What to do: Rewrite the Humans episode review between "Writers: Jonathan Brackley, Sam" and "all but over.", inclusive, replacing "Joe" with "Jim" throughout.

Humans S02E08 “Episode Eight” REVIEW

Humans S02E08 “Episode Eight” REVIEW

0 comments 📅19 December 2016, 17:17

Humans S02E08 “Episode Eight” REVIEW


stars 4.5
Finished airing in the UK on Channel Four, Sundays

Writers: Jonathan Brackley, Sam Vincent
Director: Mark Brozel

Essential Plot Points:

  • Misery abounds.
  • Leo and the synths are reeling from last week’s massacre at Qualia. Karen mourns Pete, standing on her balcony, looking rather suicidal. And Joe isn’t happy at all.
  • He talks to Laura about his concerns for their family. Their roles have now totally reversed since the show began, in that he’s had enough of synths and even suggests leaving Laura to get away from them, while she’s recognised that they are important to her and the children.
  • Joe leaves, and Laura realises their marriage is all but over.
  • Hester turns up on Laura’s doorstep, lies that Mia sent her, and gets invited in. Uh-oh.
  • Dr Morrow tells V she can’t get her a body after all, as she’s realised that the conscious synths are too human to kill. V doesn’t care; she’s evolved beyond needing a body anyway. She says goodbye to her “mum”and heads off into the wilds of the internet, leaving Athena in tears.

Dataset excerpt:
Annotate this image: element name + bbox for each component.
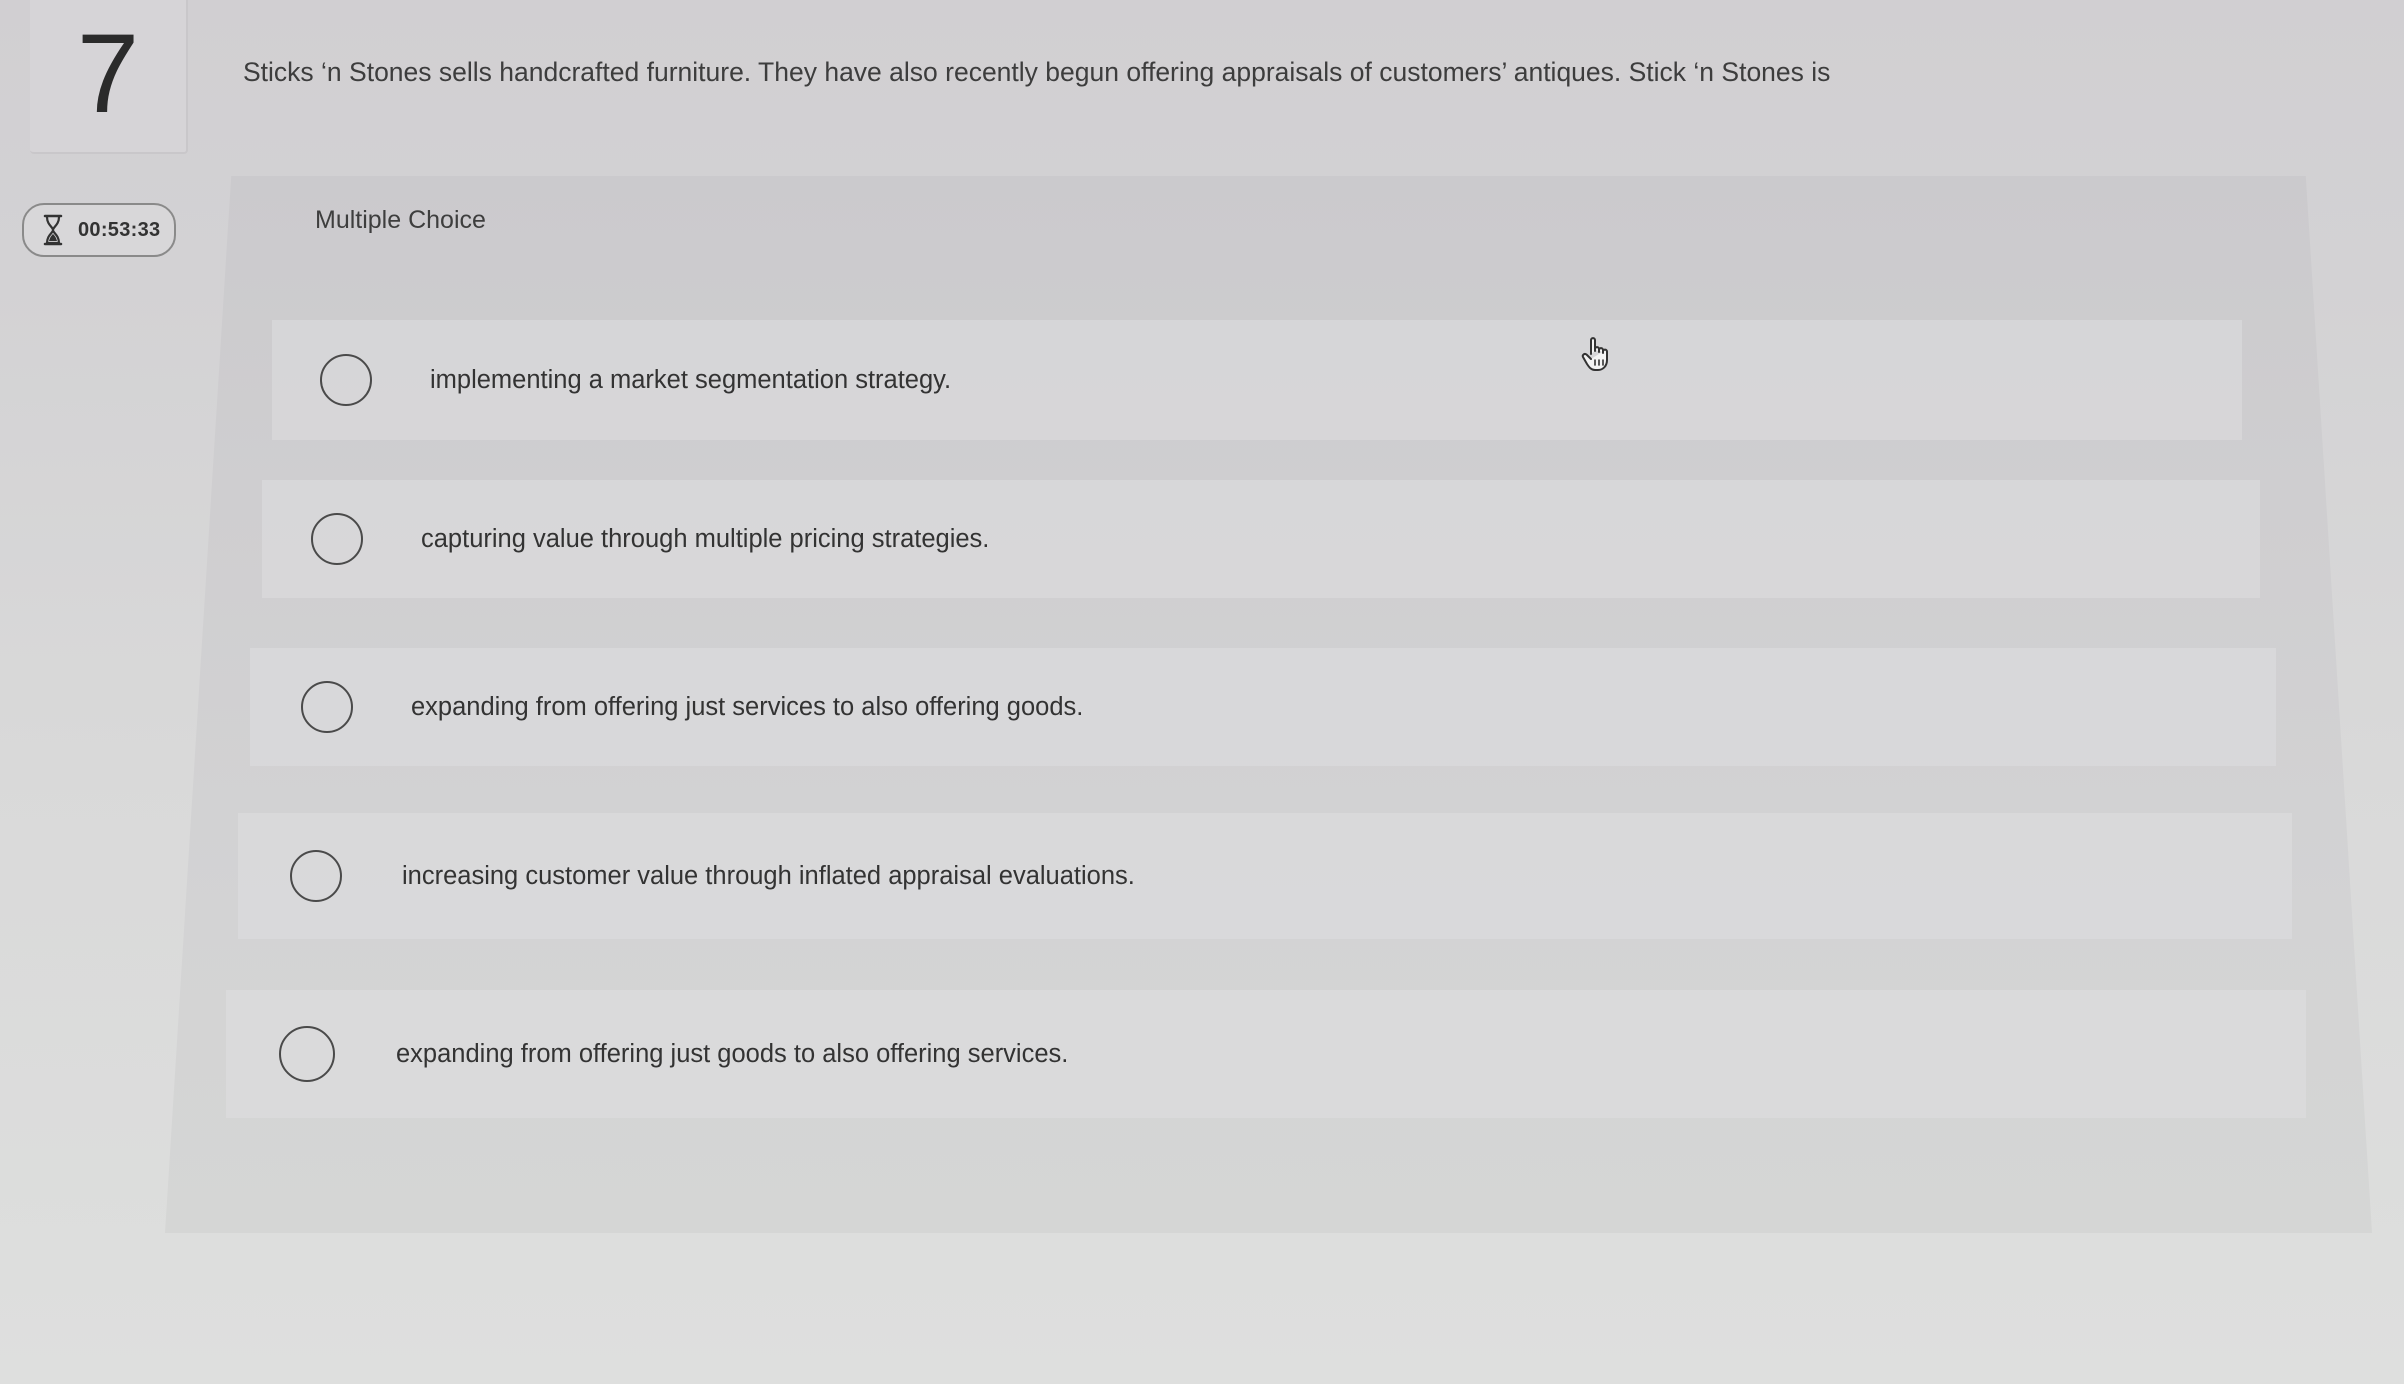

Answer to the exercise:
Writers: Jonathan Brackley, Sam Vincent
Director: Mark Brozel

Essential Plot Points:

  • Misery abounds.
  • Leo and the synths are reeling from last week’s massacre at Qualia. Karen mourns Pete, standing on her balcony, looking rather suicidal. And Jim isn’t happy at all.
  • He talks to Laura about his concerns for their family. Their roles have now totally reversed since the show began, in that he’s had enough of synths and even suggests leaving Laura to get away from them, while she’s recognised that they are important to her and the children.
  • Jim leaves, and Laura realises their marriage is all but over.